++++ Data listing ++++

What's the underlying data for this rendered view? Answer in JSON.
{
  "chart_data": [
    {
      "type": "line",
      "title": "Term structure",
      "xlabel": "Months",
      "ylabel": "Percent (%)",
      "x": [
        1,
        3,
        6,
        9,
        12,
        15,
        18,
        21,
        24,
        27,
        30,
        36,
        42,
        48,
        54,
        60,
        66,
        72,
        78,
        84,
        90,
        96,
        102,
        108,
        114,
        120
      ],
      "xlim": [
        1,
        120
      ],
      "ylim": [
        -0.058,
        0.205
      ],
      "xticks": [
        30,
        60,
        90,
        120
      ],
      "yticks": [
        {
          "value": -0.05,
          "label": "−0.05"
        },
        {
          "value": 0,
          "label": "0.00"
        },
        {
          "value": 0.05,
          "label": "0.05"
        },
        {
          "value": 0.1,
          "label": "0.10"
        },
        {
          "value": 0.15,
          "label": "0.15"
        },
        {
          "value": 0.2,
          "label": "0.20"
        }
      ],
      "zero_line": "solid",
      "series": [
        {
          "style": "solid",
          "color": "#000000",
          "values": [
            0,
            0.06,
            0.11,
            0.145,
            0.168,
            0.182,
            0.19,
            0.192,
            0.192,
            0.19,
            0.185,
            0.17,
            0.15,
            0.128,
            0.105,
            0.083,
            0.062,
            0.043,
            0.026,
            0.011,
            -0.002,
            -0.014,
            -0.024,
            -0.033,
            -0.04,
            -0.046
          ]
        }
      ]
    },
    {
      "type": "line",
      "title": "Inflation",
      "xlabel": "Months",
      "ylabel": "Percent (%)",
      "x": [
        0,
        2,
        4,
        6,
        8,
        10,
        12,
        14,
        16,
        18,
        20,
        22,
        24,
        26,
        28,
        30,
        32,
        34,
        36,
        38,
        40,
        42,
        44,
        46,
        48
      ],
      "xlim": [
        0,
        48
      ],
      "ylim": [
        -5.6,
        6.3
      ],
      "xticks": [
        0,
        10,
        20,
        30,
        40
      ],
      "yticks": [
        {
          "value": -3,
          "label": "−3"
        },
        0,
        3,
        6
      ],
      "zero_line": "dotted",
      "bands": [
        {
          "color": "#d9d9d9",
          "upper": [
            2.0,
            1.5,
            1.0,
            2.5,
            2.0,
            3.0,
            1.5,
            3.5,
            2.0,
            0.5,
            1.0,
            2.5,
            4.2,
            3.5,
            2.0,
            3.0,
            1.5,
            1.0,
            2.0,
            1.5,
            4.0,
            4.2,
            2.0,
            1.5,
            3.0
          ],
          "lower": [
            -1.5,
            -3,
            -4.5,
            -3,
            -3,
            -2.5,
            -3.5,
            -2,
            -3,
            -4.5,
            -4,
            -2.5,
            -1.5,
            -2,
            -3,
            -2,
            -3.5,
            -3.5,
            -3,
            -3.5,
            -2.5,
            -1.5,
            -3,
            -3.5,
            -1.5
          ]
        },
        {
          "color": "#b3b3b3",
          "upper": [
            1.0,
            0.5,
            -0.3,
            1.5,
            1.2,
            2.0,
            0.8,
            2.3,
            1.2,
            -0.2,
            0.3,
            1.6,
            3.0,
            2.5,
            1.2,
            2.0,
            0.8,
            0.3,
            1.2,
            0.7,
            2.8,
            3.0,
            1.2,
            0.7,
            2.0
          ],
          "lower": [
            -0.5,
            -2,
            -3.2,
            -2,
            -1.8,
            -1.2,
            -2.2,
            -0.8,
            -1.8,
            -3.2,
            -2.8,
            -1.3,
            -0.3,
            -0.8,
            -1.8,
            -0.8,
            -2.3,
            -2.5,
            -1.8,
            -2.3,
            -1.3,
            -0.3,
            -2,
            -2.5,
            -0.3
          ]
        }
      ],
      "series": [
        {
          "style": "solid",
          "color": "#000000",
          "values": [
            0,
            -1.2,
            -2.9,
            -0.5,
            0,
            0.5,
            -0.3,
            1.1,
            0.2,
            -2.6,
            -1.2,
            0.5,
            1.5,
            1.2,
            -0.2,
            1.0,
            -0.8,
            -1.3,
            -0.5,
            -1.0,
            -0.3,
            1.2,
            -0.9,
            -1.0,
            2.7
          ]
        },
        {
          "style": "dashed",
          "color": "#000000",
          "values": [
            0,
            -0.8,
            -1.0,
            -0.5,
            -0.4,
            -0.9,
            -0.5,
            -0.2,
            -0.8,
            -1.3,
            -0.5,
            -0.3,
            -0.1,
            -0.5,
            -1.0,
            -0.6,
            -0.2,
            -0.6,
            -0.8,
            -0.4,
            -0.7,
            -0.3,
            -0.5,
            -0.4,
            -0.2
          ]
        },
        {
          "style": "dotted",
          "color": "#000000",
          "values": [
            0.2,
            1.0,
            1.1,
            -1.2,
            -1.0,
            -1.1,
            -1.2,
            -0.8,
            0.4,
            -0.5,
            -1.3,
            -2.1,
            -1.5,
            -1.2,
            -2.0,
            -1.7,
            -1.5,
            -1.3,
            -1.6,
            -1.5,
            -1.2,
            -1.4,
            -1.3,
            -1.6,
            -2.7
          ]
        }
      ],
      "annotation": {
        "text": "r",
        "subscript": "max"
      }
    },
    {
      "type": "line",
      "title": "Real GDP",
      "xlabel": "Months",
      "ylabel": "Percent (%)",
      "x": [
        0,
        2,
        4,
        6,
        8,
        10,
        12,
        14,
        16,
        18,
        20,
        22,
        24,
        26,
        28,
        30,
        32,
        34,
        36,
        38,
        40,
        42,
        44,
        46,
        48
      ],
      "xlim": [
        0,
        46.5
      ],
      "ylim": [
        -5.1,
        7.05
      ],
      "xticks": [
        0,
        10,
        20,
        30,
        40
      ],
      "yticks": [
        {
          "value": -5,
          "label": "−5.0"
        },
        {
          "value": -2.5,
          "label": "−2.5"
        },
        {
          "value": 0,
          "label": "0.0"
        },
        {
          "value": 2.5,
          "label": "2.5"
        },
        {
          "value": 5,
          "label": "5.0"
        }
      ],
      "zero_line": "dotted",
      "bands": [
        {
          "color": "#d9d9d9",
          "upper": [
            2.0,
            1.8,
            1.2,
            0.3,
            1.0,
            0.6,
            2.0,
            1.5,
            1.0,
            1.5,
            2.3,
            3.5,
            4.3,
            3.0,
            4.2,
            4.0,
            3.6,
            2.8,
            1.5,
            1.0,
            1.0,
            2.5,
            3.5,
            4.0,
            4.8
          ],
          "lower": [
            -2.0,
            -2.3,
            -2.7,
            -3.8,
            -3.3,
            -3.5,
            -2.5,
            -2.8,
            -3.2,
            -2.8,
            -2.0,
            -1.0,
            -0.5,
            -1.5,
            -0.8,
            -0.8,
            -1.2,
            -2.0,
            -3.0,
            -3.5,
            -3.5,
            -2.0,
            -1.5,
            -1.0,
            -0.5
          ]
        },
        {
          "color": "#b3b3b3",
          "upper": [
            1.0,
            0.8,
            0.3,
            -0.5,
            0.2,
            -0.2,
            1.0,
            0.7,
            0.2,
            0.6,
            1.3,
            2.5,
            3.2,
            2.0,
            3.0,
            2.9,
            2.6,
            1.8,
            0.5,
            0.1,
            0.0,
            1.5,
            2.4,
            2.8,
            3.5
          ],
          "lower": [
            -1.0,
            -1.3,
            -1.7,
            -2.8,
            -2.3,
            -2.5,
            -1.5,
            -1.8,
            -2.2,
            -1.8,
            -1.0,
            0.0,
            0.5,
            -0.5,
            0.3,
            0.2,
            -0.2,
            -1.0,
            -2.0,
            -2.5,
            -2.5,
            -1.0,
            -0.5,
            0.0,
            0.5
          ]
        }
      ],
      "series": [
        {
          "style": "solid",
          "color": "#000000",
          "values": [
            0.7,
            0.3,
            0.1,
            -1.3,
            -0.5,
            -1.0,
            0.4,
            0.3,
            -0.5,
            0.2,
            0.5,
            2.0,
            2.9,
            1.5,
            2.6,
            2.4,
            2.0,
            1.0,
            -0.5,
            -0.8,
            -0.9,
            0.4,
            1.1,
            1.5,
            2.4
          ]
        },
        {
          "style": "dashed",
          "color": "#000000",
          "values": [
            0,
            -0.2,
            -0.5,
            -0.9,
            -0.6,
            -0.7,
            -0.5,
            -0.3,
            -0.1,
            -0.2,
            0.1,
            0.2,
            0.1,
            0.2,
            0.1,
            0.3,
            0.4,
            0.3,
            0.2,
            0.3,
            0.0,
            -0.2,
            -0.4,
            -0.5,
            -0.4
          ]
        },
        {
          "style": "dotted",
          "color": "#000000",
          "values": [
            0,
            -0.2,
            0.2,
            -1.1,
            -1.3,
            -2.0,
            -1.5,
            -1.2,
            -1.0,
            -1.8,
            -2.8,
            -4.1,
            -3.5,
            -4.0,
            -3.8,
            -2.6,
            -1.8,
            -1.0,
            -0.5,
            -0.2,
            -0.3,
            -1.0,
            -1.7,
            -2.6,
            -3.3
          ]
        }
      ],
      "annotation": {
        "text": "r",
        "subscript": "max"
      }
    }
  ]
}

++++

Take every line containing the word "title" and copy it.

      "title": "Term structure",
      "title": "Inflation",
      "title": "Real GDP",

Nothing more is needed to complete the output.